→ **Task description**
Taking the data below line by line, count those that include the word "waaD" and report the number alone.

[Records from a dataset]
--------------------------------
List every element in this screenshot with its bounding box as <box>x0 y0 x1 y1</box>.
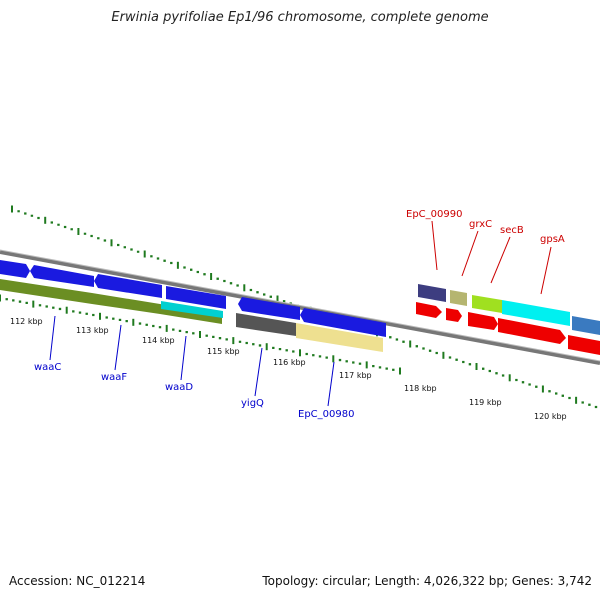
gene-label-gpsA: gpsA <box>540 234 565 245</box>
gene-feature <box>296 323 383 352</box>
gene-feature <box>446 308 462 322</box>
tick-label: 113 kbp <box>76 326 109 335</box>
tick-label: 115 kbp <box>207 347 240 356</box>
gene-feature <box>161 301 223 318</box>
gene-feature <box>30 265 94 287</box>
gene-label-waaD: waaD <box>165 382 193 393</box>
gene-feature <box>238 297 300 320</box>
forward-features <box>0 260 386 337</box>
gene-feature <box>0 260 30 278</box>
genome-summary-text: Topology: circular; Length: 4,026,322 bp… <box>262 574 592 588</box>
gene-label-EpC_00980: EpC_00980 <box>298 409 354 420</box>
gene-label-EpC_00990: EpC_00990 <box>406 209 462 220</box>
gene-feature <box>92 293 160 314</box>
tick-label: 114 kbp <box>142 336 175 345</box>
tick-label: 116 kbp <box>273 358 306 367</box>
gene-feature <box>472 295 502 313</box>
gene-feature <box>498 318 566 344</box>
accession-text: Accession: NC_012214 <box>9 574 146 588</box>
gene-feature <box>568 335 600 355</box>
tick-label: 120 kbp <box>534 412 567 421</box>
gene-feature <box>300 308 386 337</box>
reverse-features <box>0 279 383 352</box>
tick-label: 118 kbp <box>404 384 437 393</box>
gene-feature <box>468 312 498 330</box>
tick-labels: 112 kbp 113 kbp 114 kbp 115 kbp 116 kbp … <box>10 317 567 421</box>
top-gene-labels: EpC_00990 grxC secB gpsA <box>406 209 565 295</box>
gene-feature <box>94 274 162 298</box>
gene-feature <box>0 279 92 304</box>
right-cluster-features <box>416 284 600 355</box>
gene-feature <box>502 300 570 326</box>
gene-feature <box>450 290 467 306</box>
gene-feature <box>418 284 446 302</box>
gene-label-waaF: waaF <box>101 372 127 383</box>
gene-label-grxC: grxC <box>469 219 492 230</box>
gene-feature <box>166 286 226 309</box>
outer-ruler <box>11 205 598 409</box>
map-title: Erwinia pyrifoliae Ep1/96 chromosome, co… <box>111 10 489 25</box>
gene-feature <box>572 316 600 335</box>
tick-label: 119 kbp <box>469 398 502 407</box>
gene-label-yigQ: yigQ <box>241 398 264 409</box>
inner-ruler <box>0 294 401 375</box>
gene-label-secB: secB <box>500 225 524 236</box>
gene-label-waaC: waaC <box>34 362 61 373</box>
gene-feature <box>416 302 442 318</box>
gene-feature <box>236 313 296 336</box>
tick-label: 112 kbp <box>10 317 43 326</box>
bottom-gene-labels: waaC waaF waaD yigQ EpC_00980 <box>34 315 354 420</box>
tick-label: 117 kbp <box>339 371 372 380</box>
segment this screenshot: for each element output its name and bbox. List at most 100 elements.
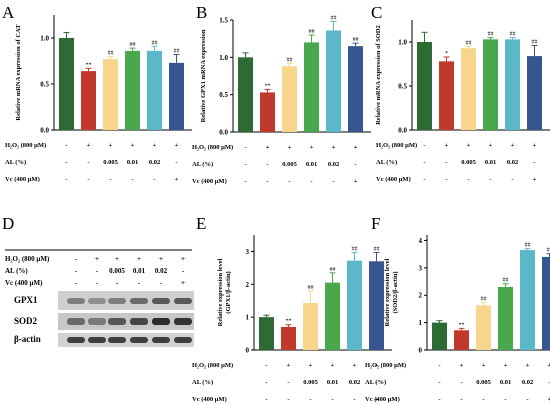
blot-band — [88, 298, 106, 304]
chart-f-cond-cell: - — [482, 396, 484, 403]
chart-a-cond-cell: + — [175, 142, 179, 149]
chart-e-cond-cell: + — [375, 396, 379, 403]
panel-letter-f: F — [371, 214, 380, 233]
chart-f-significance: ## — [503, 278, 509, 284]
chart-c-cond-cell: - — [467, 176, 469, 183]
chart-c-cond-cell: - — [511, 176, 513, 183]
chart-b-y-tick-label: 1.5 — [219, 17, 228, 25]
chart-c-cond-cell: + — [511, 142, 515, 149]
chart-c-bar — [439, 61, 454, 130]
chart-c-cond-cell: + — [467, 142, 471, 149]
chart-a-bar — [59, 38, 74, 130]
blot-band — [67, 318, 85, 325]
chart-f-cond-cell: - — [460, 396, 462, 403]
chart-c-cond-cell: - — [445, 159, 447, 166]
chart-a-bar — [147, 50, 162, 130]
blot-cond-cell: 0.02 — [155, 267, 168, 275]
chart-f: 0 1 2 3 4 Relative expression level(SOD2/β-ac… — [384, 235, 550, 355]
chart-b-cond-cell: - — [332, 178, 334, 185]
chart-a: 0.0 0.5 1.0 Relative mRNA expression of CAT… — [15, 15, 192, 135]
panel-letter-c: C — [371, 3, 382, 22]
chart-f-cond-cell: - — [438, 379, 440, 386]
chart-b-significance: ** — [265, 83, 271, 89]
blot-label-actin: β-actin — [14, 334, 41, 344]
chart-e-cond-label: Vc (400 μM) — [192, 396, 227, 403]
chart-f-bar — [520, 250, 535, 350]
blot-band — [174, 298, 192, 304]
chart-b-y-label: Relative GPX1 mRNA expression — [200, 29, 207, 122]
chart-b-cond-cell: - — [244, 161, 246, 168]
chart-b-cond-cell: 0.02 — [328, 161, 339, 168]
chart-a-cond-cell: - — [65, 176, 67, 183]
chart-f-cond-label: Vc (400 μM) — [365, 396, 400, 403]
chart-b-cond-cell: - — [288, 178, 290, 185]
chart-b-cond-cell: - — [354, 161, 356, 168]
chart-a-cond-cell: + — [153, 142, 157, 149]
blot-cond-cell: + — [159, 255, 163, 263]
chart-a-significance: ## — [130, 42, 136, 48]
chart-b-cond-cell: + — [288, 144, 292, 151]
blot-band — [152, 318, 170, 325]
chart-f-cond-cell: - — [504, 396, 506, 403]
chart-b-cond-cell: + — [332, 144, 336, 151]
condition-table-e: H₂O₂ (800 μM) - + + + + + AL (%) - - 0.005 0.01 0.02… — [192, 362, 379, 403]
blot-band — [108, 318, 126, 325]
chart-a-cond-label: AL (%) — [5, 159, 26, 166]
blot-cond-cell: 0.005 — [109, 267, 125, 275]
chart-f-cond-cell: - — [438, 396, 440, 403]
chart-a-bar — [81, 71, 96, 130]
chart-c-y-tick-label: 1.0 — [398, 39, 407, 47]
blot-cond-cell: + — [95, 255, 99, 263]
chart-c-y-label: Relative mRNA expression of SOD2 — [375, 25, 382, 125]
chart-c-cond-label: H₂O₂ (800 μM) — [376, 142, 417, 149]
blot-cond-label: Vc (400 μM) — [5, 279, 43, 287]
chart-e-bar — [281, 327, 296, 350]
blot-band — [67, 337, 85, 343]
chart-f-cond-cell: 0.01 — [500, 379, 511, 386]
chart-f-cond-label: H₂O₂ (800 μM) — [365, 362, 406, 369]
chart-b-y-tick-label: 0.0 — [219, 129, 228, 137]
chart-a-significance: ## — [152, 40, 158, 46]
chart-e-cond-cell: - — [265, 396, 267, 403]
condition-table-a: H₂O₂ (800 μM) - + + + + + AL (%) - - 0.005 0.01 0.02… — [5, 142, 179, 183]
chart-c-cond-cell: - — [423, 176, 425, 183]
blot-cond-cell: - — [75, 267, 78, 275]
chart-c-y-tick-label: 0.5 — [398, 83, 407, 91]
chart-c-cond-cell: + — [445, 142, 449, 149]
chart-a-cond-cell: 0.005 — [103, 159, 118, 166]
chart-b-cond-label: Vc (400 μM) — [192, 178, 227, 185]
chart-a-cond-cell: - — [87, 176, 89, 183]
blot-cond-cell: - — [75, 255, 78, 263]
chart-c-cond-cell: + — [533, 142, 537, 149]
chart-c-cond-cell: - — [489, 176, 491, 183]
chart-f-cond-cell: + — [482, 362, 486, 369]
blot-cond-cell: - — [96, 267, 99, 275]
chart-b-bar — [348, 46, 363, 133]
chart-b-cond-cell: + — [354, 144, 358, 151]
blot-lane-strip-gpx1 — [58, 291, 194, 310]
chart-a-cond-cell: - — [131, 176, 133, 183]
chart-c-cond-cell: + — [489, 142, 493, 149]
blot-condition-table: H₂O₂ (800 μM) - + + + + + AL (%) - - 0.005 0.01 0.02… — [5, 255, 185, 287]
chart-a-y-label: Relative mRNA expression of CAT — [15, 24, 22, 121]
chart-e-cond-cell: 0.005 — [303, 379, 318, 386]
blot-cond-cell: - — [116, 279, 119, 287]
chart-e-cond-cell: - — [353, 396, 355, 403]
chart-f-significance: ## — [481, 297, 487, 303]
chart-e-significance: ** — [286, 319, 292, 325]
chart-c-cond-cell: - — [423, 159, 425, 166]
chart-a-y-tick-label: 1.0 — [40, 35, 49, 43]
chart-e-y-label: Relative expression level(GPX1/β-actin) — [217, 258, 232, 326]
chart-f-cond-cell: - — [438, 362, 440, 369]
chart-a-bar — [103, 59, 118, 130]
blot-cond-cell: + — [137, 255, 141, 263]
chart-b-cond-cell: 0.01 — [306, 161, 317, 168]
blot-cond-cell: + — [115, 255, 119, 263]
blot-band — [88, 318, 106, 325]
chart-a-significance: ## — [108, 50, 114, 56]
chart-a-cond-cell: - — [153, 176, 155, 183]
chart-c-significance: ## — [466, 40, 472, 46]
chart-a-cond-cell: + — [131, 142, 135, 149]
chart-b-significance: ## — [287, 57, 293, 63]
blot-cond-cell: + — [181, 255, 185, 263]
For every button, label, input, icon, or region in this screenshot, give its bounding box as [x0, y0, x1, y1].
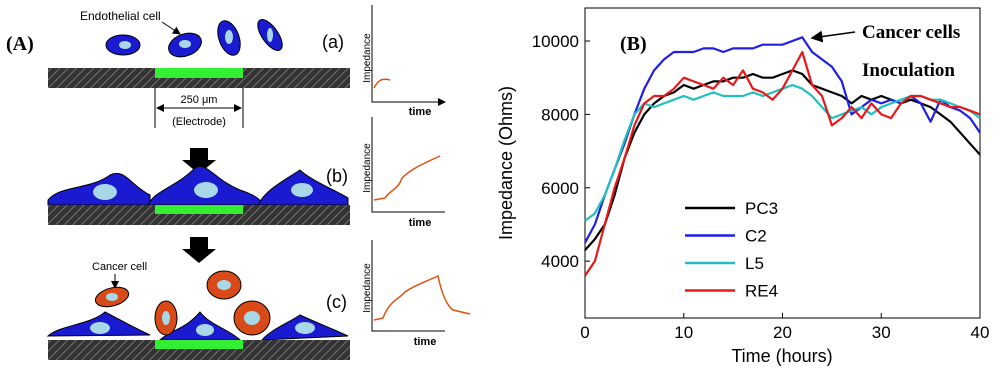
x-tick-label: 20 [773, 323, 792, 342]
panel-label: (B) [620, 33, 647, 55]
pointer [161, 21, 181, 35]
mini-x-label: time [409, 106, 432, 118]
x-tick-label: 10 [674, 323, 693, 342]
mini-x-label: time [409, 217, 432, 229]
mini-y-label: Impedance [362, 263, 373, 313]
annotation: Cancer cells [862, 22, 960, 43]
electrode [155, 68, 243, 78]
series-line [584, 50, 981, 277]
panel-b: (B) Cancer cells Inoculation Time (hours… [496, 7, 990, 366]
step-label: (b) [326, 166, 348, 186]
legend-label: L5 [745, 254, 764, 273]
step-label: (a) [322, 32, 344, 52]
x-tick-label: 0 [580, 323, 589, 342]
mini-y-label: Impedance [362, 143, 373, 193]
legend-label: C2 [745, 227, 767, 246]
y-tick-label: 6000 [541, 179, 579, 198]
annotation: Inoculation [862, 60, 955, 81]
cancer-label: Cancer cell [92, 261, 147, 273]
series-line [584, 36, 981, 244]
panel-a: (A) Endothelial cell 250 μm (Electrode) … [6, 5, 471, 360]
y-tick-label: 4000 [541, 252, 579, 271]
width-label: 250 μm [181, 94, 218, 106]
cells [105, 19, 283, 58]
mini-chart [371, 5, 471, 332]
step-label: (c) [326, 292, 347, 312]
x-tick-label: 40 [971, 323, 990, 342]
mini-x-label: time [414, 336, 437, 348]
panel-label: (A) [6, 33, 34, 55]
mini-y-label: Impedance [362, 33, 373, 83]
y-axis-label: Impedance (Ohms) [496, 86, 516, 240]
legend-label: RE4 [745, 282, 778, 301]
y-tick-label: 10000 [532, 32, 579, 51]
electrode-label: (Electrode) [172, 116, 226, 128]
x-axis-label: Time (hours) [731, 346, 832, 366]
y-tick-label: 8000 [541, 105, 579, 124]
x-tick-label: 30 [872, 323, 891, 342]
annotation-arrow [810, 30, 856, 43]
cell-label: Endothelial cell [80, 9, 161, 23]
series-line [584, 69, 981, 251]
legend-label: PC3 [745, 199, 778, 218]
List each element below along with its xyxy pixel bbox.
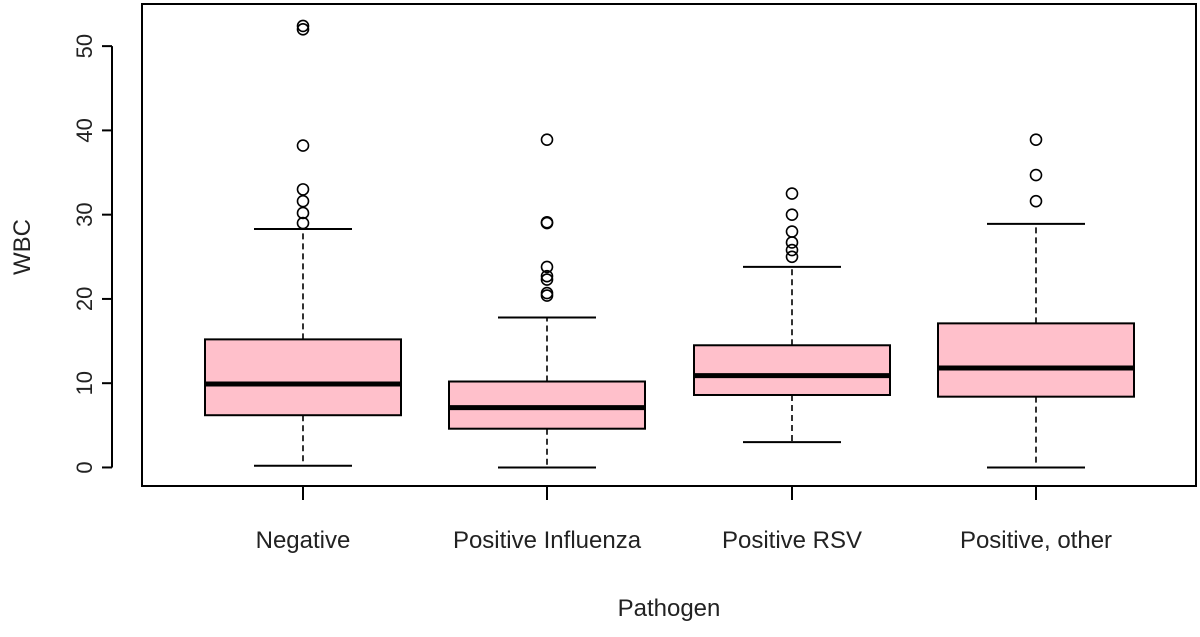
- box-group-negative: [204, 19, 402, 467]
- iqr-box: [693, 344, 891, 396]
- y-axis: 0 10 20 30 40 50: [72, 34, 113, 474]
- y-tick-label: 40: [72, 118, 97, 142]
- outlier-point: [540, 260, 554, 274]
- outlier-point: [296, 194, 310, 208]
- outlier-point: [296, 216, 310, 230]
- outlier-point: [785, 236, 799, 249]
- x-axis: Negative Positive Influenza Positive RSV Po…: [256, 485, 1112, 554]
- outlier-point: [1029, 133, 1043, 146]
- outlier-point: [296, 22, 310, 36]
- boxplot-series: [204, 19, 1135, 469]
- outlier-point: [540, 215, 554, 229]
- x-tick-label: Positive RSV: [722, 527, 862, 554]
- box-group-positive-influenza: [448, 133, 646, 469]
- outlier-point: [785, 225, 799, 238]
- y-tick-label: 50: [72, 34, 97, 58]
- x-axis-title: Pathogen: [618, 595, 721, 622]
- outlier-point: [785, 208, 799, 221]
- iqr-box: [937, 322, 1135, 398]
- y-tick-label: 10: [72, 371, 97, 395]
- outlier-point: [1029, 168, 1043, 182]
- box-group-positive-other: [937, 133, 1135, 469]
- outlier-point: [540, 289, 554, 302]
- outlier-point: [1029, 194, 1043, 208]
- x-tick-label: Negative: [256, 527, 351, 554]
- iqr-box: [448, 380, 646, 430]
- y-axis-title: WBC: [9, 219, 36, 275]
- x-tick-label: Positive Influenza: [453, 527, 642, 554]
- outlier-point: [785, 187, 799, 200]
- outlier-point: [785, 250, 799, 264]
- outlier-point: [540, 269, 554, 283]
- outlier-point: [540, 273, 554, 286]
- outlier-point: [296, 19, 310, 33]
- y-tick-label: 20: [72, 287, 97, 311]
- outlier-point: [540, 133, 554, 146]
- outlier-point: [540, 286, 554, 300]
- plot-frame: [141, 3, 1197, 487]
- iqr-box: [204, 338, 402, 417]
- outlier-point: [785, 243, 799, 257]
- outlier-point: [296, 183, 310, 196]
- y-tick-label: 30: [72, 202, 97, 226]
- box-group-positive-rsv: [693, 187, 891, 444]
- outlier-point: [296, 139, 310, 152]
- y-tick-label: 0: [72, 461, 97, 473]
- x-tick-label: Positive, other: [960, 527, 1112, 554]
--------------------------------
→ **Solution for this problem**
2